*PROVIDED DATA*.
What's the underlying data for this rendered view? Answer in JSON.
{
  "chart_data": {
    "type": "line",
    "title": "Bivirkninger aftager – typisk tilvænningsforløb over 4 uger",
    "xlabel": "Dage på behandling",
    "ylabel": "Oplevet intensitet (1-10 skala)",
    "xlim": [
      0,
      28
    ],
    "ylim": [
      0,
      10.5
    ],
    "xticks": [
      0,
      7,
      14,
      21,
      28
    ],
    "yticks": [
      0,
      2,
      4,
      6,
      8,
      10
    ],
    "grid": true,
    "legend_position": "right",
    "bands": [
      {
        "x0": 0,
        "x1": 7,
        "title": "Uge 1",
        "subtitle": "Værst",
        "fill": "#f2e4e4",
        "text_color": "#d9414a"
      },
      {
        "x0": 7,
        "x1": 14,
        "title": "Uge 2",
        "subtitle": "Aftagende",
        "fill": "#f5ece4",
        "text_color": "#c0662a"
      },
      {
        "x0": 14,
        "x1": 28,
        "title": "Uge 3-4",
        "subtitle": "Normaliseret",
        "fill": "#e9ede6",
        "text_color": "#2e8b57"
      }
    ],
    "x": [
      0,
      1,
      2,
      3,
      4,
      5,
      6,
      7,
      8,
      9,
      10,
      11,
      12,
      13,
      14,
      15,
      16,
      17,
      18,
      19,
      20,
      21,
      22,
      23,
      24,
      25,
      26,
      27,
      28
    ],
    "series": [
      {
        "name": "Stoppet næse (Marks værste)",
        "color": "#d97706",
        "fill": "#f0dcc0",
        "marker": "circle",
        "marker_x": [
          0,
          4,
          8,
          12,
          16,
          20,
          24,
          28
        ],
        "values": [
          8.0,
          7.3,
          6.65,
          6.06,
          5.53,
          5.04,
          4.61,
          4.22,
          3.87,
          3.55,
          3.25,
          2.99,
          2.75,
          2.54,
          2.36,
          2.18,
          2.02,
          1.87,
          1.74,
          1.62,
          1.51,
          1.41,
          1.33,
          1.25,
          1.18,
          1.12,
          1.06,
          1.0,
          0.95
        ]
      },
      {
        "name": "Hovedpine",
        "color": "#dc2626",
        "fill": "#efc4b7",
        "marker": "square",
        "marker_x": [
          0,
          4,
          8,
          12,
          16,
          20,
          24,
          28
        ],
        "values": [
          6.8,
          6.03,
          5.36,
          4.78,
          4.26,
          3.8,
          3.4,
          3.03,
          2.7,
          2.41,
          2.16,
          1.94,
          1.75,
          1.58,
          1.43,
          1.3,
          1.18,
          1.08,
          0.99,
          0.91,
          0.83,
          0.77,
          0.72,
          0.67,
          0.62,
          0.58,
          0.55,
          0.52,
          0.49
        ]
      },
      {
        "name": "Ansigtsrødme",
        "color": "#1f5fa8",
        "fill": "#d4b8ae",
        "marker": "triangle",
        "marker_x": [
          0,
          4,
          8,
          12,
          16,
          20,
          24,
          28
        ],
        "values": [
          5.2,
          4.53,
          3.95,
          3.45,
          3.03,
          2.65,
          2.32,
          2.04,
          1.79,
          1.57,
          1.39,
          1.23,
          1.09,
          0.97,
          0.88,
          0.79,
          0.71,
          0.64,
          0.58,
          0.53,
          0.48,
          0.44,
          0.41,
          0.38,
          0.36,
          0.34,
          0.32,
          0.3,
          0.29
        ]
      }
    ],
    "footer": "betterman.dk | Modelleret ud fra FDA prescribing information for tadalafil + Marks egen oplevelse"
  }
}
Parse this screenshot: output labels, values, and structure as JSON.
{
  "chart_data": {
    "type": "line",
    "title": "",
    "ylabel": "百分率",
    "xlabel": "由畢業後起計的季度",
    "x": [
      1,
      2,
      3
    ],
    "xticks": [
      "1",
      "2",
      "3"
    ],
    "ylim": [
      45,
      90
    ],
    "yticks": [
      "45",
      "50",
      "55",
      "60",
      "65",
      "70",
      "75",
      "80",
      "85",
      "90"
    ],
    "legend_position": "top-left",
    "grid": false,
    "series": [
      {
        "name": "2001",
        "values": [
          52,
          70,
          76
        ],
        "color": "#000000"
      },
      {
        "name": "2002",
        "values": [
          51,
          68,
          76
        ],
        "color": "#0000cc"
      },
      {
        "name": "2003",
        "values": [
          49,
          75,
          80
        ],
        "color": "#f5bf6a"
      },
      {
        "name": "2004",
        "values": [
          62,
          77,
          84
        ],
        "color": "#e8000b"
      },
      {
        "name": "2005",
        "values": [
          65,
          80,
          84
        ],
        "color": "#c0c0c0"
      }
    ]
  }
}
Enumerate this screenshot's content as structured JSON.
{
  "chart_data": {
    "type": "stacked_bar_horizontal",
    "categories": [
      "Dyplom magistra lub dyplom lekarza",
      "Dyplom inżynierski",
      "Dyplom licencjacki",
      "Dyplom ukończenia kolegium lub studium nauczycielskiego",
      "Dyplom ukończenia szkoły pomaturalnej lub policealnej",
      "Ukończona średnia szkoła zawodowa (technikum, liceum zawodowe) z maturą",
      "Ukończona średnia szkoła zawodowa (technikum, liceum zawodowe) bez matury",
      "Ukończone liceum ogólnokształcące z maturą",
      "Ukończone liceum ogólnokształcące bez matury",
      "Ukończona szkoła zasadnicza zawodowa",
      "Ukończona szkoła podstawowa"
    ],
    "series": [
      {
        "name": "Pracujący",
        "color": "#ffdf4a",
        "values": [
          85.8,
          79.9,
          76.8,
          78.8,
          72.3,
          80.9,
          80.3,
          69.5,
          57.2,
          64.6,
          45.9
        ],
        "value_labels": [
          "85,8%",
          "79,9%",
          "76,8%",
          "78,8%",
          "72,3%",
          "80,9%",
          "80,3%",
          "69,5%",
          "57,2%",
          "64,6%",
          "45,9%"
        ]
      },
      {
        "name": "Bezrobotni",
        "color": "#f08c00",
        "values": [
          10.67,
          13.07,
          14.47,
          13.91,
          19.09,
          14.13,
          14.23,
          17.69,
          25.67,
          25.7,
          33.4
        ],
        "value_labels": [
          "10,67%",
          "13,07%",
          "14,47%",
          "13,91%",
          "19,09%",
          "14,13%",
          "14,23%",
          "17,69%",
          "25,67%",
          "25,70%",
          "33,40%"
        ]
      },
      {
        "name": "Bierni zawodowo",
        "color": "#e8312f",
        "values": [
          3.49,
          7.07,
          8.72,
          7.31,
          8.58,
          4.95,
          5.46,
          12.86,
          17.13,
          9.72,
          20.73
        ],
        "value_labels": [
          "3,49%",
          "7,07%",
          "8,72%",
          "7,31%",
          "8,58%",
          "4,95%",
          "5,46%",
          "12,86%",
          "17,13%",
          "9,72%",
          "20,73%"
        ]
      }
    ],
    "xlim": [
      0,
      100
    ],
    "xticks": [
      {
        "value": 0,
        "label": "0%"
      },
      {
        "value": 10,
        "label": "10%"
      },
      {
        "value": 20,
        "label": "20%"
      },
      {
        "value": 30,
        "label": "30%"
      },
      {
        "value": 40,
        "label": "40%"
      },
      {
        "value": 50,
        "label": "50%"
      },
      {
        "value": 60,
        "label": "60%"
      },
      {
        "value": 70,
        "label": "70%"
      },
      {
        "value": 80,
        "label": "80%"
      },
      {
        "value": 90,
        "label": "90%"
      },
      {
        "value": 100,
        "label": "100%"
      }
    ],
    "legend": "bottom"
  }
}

*REQUIREMENTS*. Copy out all lines above that include the string "ylabel".

*WORKED SOLUTION*.
    "ylabel": "Oplevet intensitet (1-10 skala)",
    "ylabel": "百分率",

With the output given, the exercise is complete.